→ Extracted material:
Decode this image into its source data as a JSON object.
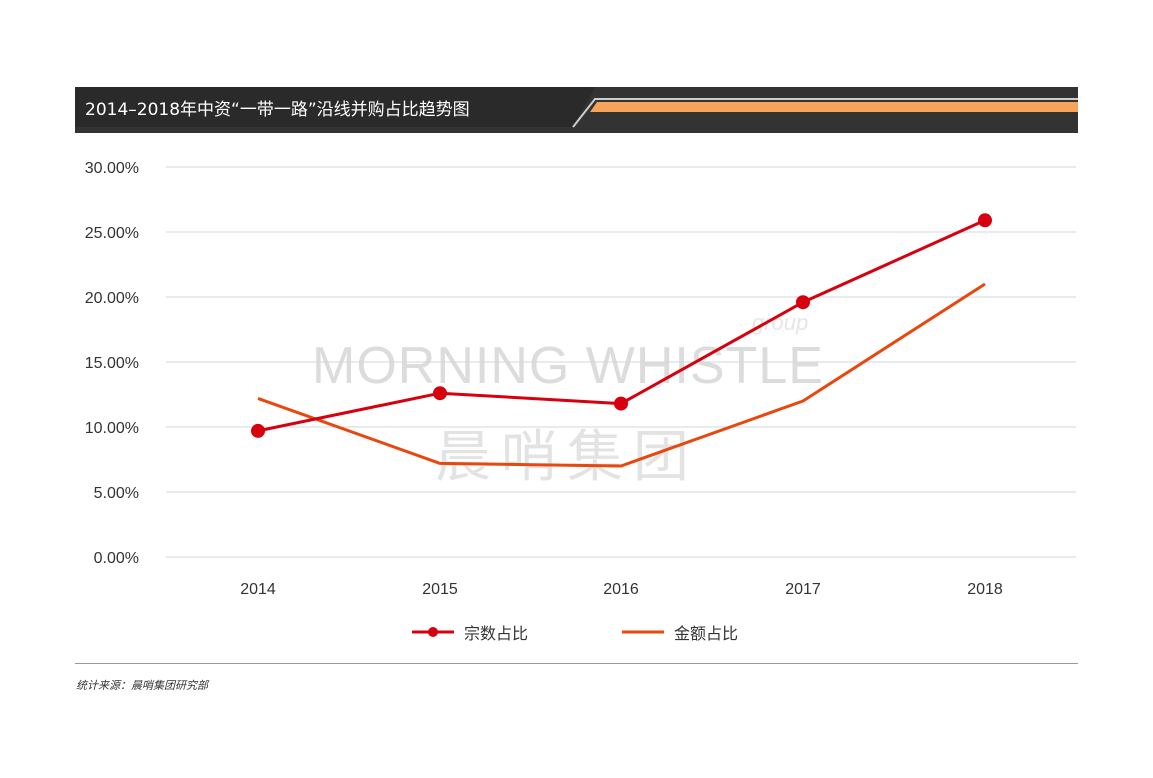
{
  "header": {
    "title": "2014–2018年中资“一带一路”沿线并购占比趋势图"
  },
  "colors": {
    "header_bg": "#333333",
    "accent_orange": "#f7a45a",
    "series_count": "#d7000f",
    "series_amount": "#e8470e",
    "grid": "#cfd8dc"
  },
  "chart_data": {
    "type": "line",
    "categories": [
      "2014",
      "2015",
      "2016",
      "2017",
      "2018"
    ],
    "series": [
      {
        "name": "宗数占比",
        "values": [
          9.7,
          12.6,
          11.8,
          19.6,
          25.9
        ],
        "markers": true
      },
      {
        "name": "金额占比",
        "values": [
          12.2,
          7.2,
          7.0,
          12.0,
          21.0
        ],
        "markers": false
      }
    ],
    "yticks": [
      "0.00%",
      "5.00%",
      "10.00%",
      "15.00%",
      "20.00%",
      "25.00%",
      "30.00%"
    ],
    "ylim": [
      0,
      30
    ],
    "grid": true,
    "legend_position": "bottom"
  },
  "legend": {
    "item1": "宗数占比",
    "item2": "金额占比"
  },
  "footer": {
    "source": "统计来源：晨哨集团研究部"
  },
  "watermark": {
    "en": "MORNING WHISTLE",
    "cn": "晨哨集团",
    "group": "group"
  }
}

→ Brief:
Would you return the data exactly as written, without the pictures?

→ Result of the task:
Decode this image into its source data as a JSON object.
{
  "header": {
    "title": "2014–2018年中资“一带一路”沿线并购占比趋势图"
  },
  "colors": {
    "header_bg": "#333333",
    "accent_orange": "#f7a45a",
    "series_count": "#d7000f",
    "series_amount": "#e8470e",
    "grid": "#cfd8dc"
  },
  "chart_data": {
    "type": "line",
    "categories": [
      "2014",
      "2015",
      "2016",
      "2017",
      "2018"
    ],
    "series": [
      {
        "name": "宗数占比",
        "values": [
          9.7,
          12.6,
          11.8,
          19.6,
          25.9
        ],
        "markers": true
      },
      {
        "name": "金额占比",
        "values": [
          12.2,
          7.2,
          7.0,
          12.0,
          21.0
        ],
        "markers": false
      }
    ],
    "yticks": [
      "0.00%",
      "5.00%",
      "10.00%",
      "15.00%",
      "20.00%",
      "25.00%",
      "30.00%"
    ],
    "ylim": [
      0,
      30
    ],
    "grid": true,
    "legend_position": "bottom"
  },
  "legend": {
    "item1": "宗数占比",
    "item2": "金额占比"
  },
  "footer": {
    "source": "统计来源：晨哨集团研究部"
  },
  "watermark": {
    "en": "MORNING WHISTLE",
    "cn": "晨哨集团",
    "group": "group"
  }
}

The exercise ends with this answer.